▶ What you should do:
Find the word "stopping" in the data. Return every line where it appears.
==== Extracted records ====
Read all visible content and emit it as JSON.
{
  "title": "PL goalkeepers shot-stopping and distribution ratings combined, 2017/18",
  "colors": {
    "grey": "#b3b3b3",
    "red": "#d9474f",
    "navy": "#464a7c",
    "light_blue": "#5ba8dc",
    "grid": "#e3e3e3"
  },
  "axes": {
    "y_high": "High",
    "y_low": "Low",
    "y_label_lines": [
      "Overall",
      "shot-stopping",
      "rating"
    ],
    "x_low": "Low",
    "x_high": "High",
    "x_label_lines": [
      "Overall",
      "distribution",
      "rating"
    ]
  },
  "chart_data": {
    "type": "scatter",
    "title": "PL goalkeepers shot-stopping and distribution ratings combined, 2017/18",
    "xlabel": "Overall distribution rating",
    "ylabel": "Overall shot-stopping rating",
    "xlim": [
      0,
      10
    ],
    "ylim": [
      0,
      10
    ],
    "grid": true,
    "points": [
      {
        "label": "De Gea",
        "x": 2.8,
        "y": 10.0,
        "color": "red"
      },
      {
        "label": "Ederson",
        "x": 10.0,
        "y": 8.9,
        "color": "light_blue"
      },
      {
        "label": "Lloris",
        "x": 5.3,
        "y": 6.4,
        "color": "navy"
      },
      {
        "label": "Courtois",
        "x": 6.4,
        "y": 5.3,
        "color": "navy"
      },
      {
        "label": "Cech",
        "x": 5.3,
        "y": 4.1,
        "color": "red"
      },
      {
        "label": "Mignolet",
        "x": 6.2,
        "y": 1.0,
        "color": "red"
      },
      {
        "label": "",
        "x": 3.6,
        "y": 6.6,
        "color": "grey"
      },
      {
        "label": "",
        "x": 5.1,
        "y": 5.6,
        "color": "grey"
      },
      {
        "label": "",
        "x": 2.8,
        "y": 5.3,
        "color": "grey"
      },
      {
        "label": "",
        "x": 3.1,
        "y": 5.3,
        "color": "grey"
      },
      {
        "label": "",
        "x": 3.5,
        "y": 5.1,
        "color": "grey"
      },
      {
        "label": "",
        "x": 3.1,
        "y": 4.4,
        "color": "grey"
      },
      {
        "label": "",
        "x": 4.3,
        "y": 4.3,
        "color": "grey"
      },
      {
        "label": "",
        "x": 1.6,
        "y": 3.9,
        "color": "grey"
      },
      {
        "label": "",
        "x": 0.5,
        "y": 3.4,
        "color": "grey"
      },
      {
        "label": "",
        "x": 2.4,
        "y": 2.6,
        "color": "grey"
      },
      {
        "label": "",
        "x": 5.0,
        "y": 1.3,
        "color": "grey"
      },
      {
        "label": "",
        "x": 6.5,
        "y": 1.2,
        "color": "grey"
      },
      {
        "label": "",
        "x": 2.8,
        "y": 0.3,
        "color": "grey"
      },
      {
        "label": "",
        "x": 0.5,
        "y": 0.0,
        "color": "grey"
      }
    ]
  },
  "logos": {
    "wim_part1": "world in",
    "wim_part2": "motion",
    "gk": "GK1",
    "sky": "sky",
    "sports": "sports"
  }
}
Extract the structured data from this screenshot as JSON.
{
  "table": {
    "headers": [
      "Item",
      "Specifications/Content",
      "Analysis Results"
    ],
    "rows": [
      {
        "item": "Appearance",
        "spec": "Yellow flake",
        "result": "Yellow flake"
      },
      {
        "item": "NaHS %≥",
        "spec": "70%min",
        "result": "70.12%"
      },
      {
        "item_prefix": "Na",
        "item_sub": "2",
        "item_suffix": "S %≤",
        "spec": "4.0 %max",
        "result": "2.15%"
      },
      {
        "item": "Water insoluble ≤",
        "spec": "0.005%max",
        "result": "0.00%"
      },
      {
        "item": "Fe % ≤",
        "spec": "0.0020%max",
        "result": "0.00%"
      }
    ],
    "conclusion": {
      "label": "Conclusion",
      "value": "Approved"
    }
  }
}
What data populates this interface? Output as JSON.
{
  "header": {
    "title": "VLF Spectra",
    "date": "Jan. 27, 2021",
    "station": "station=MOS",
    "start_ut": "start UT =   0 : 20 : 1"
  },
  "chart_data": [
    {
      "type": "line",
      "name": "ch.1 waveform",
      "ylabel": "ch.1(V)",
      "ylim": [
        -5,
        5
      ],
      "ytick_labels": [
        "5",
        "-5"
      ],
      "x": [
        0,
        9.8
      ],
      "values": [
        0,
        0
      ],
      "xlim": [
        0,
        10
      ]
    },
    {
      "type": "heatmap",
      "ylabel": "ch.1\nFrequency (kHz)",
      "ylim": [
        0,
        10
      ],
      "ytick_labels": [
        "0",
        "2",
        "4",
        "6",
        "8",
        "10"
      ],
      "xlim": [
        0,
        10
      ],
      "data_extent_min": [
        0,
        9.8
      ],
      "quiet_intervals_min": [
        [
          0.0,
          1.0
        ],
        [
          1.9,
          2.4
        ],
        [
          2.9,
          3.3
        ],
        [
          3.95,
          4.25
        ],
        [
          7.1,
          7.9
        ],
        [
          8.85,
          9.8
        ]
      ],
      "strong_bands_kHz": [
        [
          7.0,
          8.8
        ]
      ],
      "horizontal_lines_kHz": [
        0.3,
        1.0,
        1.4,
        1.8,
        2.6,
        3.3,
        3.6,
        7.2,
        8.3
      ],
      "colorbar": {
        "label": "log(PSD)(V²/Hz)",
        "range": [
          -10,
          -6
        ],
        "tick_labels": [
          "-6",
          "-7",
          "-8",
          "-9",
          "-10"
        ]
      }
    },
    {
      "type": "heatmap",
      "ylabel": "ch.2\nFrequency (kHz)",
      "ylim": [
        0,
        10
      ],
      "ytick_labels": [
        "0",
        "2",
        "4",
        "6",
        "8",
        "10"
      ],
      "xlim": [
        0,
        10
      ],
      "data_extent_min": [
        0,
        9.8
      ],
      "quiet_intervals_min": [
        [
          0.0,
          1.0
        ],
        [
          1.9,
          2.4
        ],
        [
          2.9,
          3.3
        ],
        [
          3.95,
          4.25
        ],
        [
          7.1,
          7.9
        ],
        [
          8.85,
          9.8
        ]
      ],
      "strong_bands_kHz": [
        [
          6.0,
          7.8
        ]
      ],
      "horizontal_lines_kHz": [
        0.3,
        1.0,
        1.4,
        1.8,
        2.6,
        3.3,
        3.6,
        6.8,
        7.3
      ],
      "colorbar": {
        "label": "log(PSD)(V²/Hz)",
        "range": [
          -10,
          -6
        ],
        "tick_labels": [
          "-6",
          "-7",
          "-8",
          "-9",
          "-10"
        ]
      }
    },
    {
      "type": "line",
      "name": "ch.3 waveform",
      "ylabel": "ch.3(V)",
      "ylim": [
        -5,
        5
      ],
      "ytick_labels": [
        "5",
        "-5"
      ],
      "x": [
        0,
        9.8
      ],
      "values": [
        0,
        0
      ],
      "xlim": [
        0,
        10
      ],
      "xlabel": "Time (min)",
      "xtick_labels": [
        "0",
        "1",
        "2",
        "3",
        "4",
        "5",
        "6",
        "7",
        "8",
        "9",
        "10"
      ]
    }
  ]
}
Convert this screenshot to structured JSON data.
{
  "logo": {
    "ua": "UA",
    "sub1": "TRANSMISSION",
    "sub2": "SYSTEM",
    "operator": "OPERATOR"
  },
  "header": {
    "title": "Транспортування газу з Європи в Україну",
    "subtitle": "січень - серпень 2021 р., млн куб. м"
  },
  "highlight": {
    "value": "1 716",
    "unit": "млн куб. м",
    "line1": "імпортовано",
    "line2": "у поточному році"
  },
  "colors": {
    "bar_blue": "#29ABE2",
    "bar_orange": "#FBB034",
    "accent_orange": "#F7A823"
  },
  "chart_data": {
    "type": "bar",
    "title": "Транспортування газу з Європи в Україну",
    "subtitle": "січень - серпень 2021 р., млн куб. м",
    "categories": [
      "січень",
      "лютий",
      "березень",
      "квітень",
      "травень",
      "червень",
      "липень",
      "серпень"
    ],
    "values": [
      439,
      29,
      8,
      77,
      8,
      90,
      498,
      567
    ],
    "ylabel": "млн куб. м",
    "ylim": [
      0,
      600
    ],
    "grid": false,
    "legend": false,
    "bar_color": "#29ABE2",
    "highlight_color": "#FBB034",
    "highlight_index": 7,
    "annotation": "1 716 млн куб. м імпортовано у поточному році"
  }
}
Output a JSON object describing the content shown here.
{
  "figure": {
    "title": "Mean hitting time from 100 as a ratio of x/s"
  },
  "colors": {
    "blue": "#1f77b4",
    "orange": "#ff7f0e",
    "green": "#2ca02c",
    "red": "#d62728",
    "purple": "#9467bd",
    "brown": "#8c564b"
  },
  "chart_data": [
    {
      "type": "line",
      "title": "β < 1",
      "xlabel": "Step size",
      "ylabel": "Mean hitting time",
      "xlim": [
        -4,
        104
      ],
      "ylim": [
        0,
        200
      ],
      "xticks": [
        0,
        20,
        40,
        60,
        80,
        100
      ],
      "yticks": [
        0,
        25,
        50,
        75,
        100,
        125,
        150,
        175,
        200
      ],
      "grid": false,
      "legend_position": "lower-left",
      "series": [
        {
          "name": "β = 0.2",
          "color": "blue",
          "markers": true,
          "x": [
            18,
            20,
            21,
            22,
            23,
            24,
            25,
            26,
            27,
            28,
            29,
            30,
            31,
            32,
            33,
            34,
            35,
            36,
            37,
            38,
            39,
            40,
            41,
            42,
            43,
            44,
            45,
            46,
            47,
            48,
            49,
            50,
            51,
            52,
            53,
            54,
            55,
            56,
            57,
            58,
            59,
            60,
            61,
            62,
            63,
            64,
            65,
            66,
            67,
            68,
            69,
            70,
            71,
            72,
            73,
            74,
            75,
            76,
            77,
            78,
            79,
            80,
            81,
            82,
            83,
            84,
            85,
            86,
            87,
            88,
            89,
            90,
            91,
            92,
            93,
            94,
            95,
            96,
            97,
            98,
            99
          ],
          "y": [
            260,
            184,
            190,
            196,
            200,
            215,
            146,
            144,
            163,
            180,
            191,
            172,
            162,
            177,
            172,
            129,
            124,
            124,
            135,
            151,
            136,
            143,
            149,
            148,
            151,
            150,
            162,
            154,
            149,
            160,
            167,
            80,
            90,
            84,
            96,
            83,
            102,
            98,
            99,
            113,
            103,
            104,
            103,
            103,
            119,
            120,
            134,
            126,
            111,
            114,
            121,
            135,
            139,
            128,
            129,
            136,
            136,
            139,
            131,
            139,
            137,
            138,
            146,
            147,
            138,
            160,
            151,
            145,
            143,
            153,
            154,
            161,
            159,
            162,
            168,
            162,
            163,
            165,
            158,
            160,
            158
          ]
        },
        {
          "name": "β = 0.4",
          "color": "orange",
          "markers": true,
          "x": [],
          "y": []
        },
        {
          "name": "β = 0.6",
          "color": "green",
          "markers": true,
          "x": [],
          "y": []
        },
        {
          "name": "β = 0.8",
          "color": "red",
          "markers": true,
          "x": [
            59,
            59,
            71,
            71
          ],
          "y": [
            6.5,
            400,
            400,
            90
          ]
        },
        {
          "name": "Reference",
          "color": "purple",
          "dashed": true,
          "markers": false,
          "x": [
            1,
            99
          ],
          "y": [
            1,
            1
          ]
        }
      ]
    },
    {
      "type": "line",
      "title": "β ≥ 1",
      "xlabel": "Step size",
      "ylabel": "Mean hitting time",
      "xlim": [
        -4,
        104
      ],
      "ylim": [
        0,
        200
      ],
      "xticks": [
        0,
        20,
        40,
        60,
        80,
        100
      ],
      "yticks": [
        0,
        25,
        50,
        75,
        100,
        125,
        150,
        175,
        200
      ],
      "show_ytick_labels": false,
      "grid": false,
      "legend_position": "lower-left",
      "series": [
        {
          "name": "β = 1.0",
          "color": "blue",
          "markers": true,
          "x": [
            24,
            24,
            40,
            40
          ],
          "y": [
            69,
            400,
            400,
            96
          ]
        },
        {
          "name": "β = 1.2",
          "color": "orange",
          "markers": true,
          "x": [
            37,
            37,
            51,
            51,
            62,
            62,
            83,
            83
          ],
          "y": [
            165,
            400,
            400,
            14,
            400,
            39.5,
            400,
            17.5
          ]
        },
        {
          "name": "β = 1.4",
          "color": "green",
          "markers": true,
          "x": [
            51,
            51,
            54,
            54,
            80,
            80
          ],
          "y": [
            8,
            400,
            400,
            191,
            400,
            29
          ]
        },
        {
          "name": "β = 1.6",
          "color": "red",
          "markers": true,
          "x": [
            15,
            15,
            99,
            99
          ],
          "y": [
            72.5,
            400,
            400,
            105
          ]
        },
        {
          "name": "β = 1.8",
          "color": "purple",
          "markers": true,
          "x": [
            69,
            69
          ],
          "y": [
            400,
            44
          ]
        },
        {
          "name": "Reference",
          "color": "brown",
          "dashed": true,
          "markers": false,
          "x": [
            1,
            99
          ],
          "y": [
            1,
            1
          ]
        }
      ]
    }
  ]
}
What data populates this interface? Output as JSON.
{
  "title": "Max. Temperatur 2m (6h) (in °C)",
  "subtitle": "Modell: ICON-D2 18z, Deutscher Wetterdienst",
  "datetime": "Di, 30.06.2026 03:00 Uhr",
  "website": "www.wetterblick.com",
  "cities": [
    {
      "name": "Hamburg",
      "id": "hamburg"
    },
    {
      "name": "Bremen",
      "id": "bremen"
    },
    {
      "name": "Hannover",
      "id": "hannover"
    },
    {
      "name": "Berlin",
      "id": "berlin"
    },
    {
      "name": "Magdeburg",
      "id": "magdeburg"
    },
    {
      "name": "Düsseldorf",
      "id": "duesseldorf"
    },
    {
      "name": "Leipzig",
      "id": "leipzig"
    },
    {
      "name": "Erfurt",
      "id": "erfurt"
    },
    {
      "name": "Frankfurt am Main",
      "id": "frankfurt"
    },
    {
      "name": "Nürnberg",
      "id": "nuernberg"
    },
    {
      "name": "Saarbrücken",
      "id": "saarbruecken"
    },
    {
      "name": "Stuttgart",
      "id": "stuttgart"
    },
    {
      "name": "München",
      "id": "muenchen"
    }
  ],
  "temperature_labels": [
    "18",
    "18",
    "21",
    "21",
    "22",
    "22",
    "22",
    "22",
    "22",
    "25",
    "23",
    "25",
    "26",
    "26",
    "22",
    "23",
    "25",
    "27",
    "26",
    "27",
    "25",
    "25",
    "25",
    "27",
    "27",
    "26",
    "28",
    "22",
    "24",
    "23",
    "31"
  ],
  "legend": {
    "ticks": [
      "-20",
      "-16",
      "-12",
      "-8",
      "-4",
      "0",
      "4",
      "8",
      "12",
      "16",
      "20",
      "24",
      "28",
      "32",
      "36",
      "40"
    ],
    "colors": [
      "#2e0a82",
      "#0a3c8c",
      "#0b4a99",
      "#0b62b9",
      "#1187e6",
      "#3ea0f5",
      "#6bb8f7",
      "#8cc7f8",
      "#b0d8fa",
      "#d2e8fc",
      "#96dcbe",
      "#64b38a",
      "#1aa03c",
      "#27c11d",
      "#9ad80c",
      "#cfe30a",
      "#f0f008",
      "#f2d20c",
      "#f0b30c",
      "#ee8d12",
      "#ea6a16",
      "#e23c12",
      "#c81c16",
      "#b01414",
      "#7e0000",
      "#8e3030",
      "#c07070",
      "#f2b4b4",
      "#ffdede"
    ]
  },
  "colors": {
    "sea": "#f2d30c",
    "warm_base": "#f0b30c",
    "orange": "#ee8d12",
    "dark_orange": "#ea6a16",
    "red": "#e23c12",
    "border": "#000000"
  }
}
====
▶ Worked answer:
  "title": "PL goalkeepers shot-stopping and distribution ratings combined, 2017/18",
      "shot-stopping",
    "title": "PL goalkeepers shot-stopping and distribution ratings combined, 2017/18",
    "ylabel": "Overall shot-stopping rating",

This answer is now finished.